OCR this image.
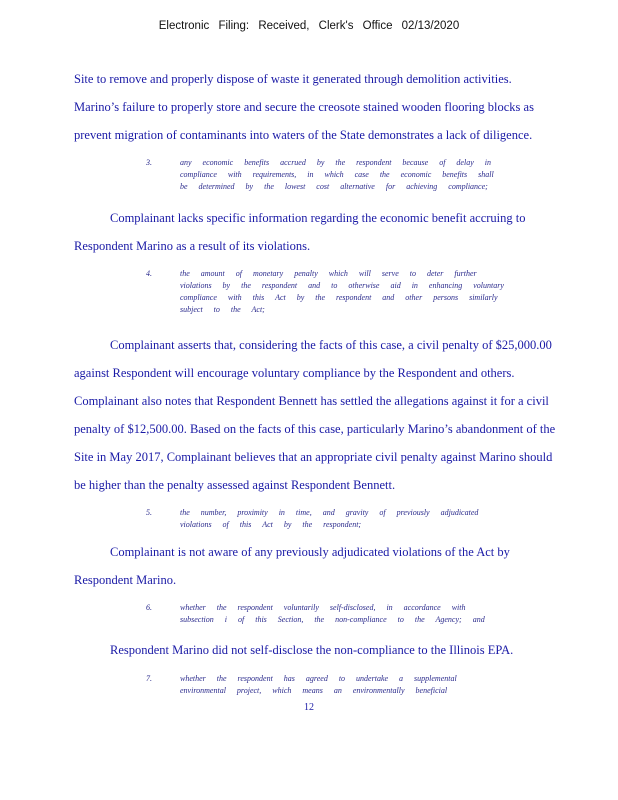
Electronic Filing: Received, Clerk's Office 02/13/2020
Site to remove and properly dispose of waste it generated through demolition activities.
Marino’s failure to properly store and secure the creosote stained wooden flooring blocks as
prevent migration of contaminants into waters of the State demonstrates a lack of diligence.
3.	any economic benefits accrued by the respondent because of delay in
compliance with requirements, in which case the economic benefits shall
be determined by the lowest cost alternative for achieving compliance;
Complainant lacks specific information regarding the economic benefit accruing to
Respondent Marino as a result of its violations.
4.	the amount of monetary penalty which will serve to deter further
violations by the respondent and to otherwise aid in enhancing voluntary
compliance with this Act by the respondent and other persons similarly
subject to the Act;
Complainant asserts that, considering the facts of this case, a civil penalty of $25,000.00
against Respondent will encourage voluntary compliance by the Respondent and others.
Complainant also notes that Respondent Bennett has settled the allegations against it for a civil
penalty of $12,500.00. Based on the facts of this case, particularly Marino’s abandonment of the
Site in May 2017, Complainant believes that an appropriate civil penalty against Marino should
be higher than the penalty assessed against Respondent Bennett.
5.	the number, proximity in time, and gravity of previously adjudicated
violations of this Act by the respondent;
Complainant is not aware of any previously adjudicated violations of the Act by
Respondent Marino.
6.	whether the respondent voluntarily self-disclosed, in accordance with
subsection i of this Section, the non-compliance to the Agency; and
Respondent Marino did not self-disclose the non-compliance to the Illinois EPA.
7.	whether the respondent has agreed to undertake a supplemental
environmental project, which means an environmentally beneficial
12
__________________________________________________
What the task asks: Take the listing above and restate it word for word, without its pictures.

Solution to the problem:
OCR this image.
Electronic Filing: Received, Clerk's Office 02/13/2020
Site to remove and properly dispose of waste it generated through demolition activities.
Marino’s failure to properly store and secure the creosote stained wooden flooring blocks as
prevent migration of contaminants into waters of the State demonstrates a lack of diligence.
3.	any economic benefits accrued by the respondent because of delay in
compliance with requirements, in which case the economic benefits shall
be determined by the lowest cost alternative for achieving compliance;
Complainant lacks specific information regarding the economic benefit accruing to
Respondent Marino as a result of its violations.
4.	the amount of monetary penalty which will serve to deter further
violations by the respondent and to otherwise aid in enhancing voluntary
compliance with this Act by the respondent and other persons similarly
subject to the Act;
Complainant asserts that, considering the facts of this case, a civil penalty of $25,000.00
against Respondent will encourage voluntary compliance by the Respondent and others.
Complainant also notes that Respondent Bennett has settled the allegations against it for a civil
penalty of $12,500.00. Based on the facts of this case, particularly Marino’s abandonment of the
Site in May 2017, Complainant believes that an appropriate civil penalty against Marino should
be higher than the penalty assessed against Respondent Bennett.
5.	the number, proximity in time, and gravity of previously adjudicated
violations of this Act by the respondent;
Complainant is not aware of any previously adjudicated violations of the Act by
Respondent Marino.
6.	whether the respondent voluntarily self-disclosed, in accordance with
subsection i of this Section, the non-compliance to the Agency; and
Respondent Marino did not self-disclose the non-compliance to the Illinois EPA.
7.	whether the respondent has agreed to undertake a supplemental
environmental project, which means an environmentally beneficial
12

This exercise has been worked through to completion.